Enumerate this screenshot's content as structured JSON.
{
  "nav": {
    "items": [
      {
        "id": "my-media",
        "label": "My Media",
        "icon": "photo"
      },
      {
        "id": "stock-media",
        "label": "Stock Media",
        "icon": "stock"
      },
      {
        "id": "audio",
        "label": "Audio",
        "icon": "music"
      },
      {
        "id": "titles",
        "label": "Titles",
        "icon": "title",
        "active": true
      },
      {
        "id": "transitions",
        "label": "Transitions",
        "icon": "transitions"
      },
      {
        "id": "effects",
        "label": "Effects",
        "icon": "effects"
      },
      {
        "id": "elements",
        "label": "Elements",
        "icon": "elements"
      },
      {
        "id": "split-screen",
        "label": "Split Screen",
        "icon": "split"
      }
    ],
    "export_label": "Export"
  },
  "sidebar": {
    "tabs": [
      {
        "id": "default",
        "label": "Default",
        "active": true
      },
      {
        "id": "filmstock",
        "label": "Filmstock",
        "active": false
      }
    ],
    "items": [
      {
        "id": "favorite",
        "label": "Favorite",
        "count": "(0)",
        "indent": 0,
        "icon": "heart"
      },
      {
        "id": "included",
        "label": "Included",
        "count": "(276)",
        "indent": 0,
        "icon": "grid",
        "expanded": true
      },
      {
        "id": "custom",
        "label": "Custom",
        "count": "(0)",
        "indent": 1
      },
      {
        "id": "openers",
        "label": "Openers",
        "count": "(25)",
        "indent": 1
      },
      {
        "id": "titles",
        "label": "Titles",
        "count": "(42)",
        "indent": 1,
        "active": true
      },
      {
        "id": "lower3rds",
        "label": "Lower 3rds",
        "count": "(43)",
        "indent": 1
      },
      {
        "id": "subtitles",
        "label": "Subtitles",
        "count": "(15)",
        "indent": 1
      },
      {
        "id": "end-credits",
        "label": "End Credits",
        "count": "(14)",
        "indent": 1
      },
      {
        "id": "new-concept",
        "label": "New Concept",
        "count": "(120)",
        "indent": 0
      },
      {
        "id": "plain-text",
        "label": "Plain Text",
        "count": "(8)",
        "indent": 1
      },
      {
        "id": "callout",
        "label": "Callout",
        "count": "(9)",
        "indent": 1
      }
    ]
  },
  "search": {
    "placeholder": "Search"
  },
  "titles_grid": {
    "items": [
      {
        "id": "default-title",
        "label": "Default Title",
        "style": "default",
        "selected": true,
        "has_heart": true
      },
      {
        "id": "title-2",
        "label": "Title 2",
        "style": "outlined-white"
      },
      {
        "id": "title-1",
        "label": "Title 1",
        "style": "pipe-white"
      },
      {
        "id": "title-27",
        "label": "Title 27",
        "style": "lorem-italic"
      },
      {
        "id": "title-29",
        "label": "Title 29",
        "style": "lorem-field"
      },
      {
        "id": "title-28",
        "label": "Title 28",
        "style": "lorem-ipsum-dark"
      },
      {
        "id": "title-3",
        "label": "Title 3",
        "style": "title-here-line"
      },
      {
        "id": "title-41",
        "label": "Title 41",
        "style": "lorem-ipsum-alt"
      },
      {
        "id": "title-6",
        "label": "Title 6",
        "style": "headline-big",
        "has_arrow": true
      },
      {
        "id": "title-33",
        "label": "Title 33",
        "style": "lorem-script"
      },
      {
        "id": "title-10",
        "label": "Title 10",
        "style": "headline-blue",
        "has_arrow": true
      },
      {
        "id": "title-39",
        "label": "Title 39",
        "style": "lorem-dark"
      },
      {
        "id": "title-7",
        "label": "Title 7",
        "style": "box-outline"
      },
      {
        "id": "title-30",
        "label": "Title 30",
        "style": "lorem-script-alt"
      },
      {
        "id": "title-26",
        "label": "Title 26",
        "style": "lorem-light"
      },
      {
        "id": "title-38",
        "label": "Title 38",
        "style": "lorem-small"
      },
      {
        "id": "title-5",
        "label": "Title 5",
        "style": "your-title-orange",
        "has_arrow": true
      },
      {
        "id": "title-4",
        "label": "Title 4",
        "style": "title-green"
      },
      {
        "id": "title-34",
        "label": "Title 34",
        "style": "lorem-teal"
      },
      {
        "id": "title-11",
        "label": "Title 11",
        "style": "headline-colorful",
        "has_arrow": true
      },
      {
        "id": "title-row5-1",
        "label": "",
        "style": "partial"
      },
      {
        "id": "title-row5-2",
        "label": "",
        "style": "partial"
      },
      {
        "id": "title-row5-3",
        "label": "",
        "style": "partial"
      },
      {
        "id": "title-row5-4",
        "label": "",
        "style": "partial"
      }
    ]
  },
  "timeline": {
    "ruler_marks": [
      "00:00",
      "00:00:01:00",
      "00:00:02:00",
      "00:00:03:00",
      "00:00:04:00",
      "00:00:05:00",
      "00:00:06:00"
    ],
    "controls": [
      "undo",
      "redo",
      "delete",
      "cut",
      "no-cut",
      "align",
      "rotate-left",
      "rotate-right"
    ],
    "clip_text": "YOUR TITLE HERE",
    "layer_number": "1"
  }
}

====

Copy and report every line where the word "script" is present.

        "style": "lorem-script"
        "style": "lorem-script-alt"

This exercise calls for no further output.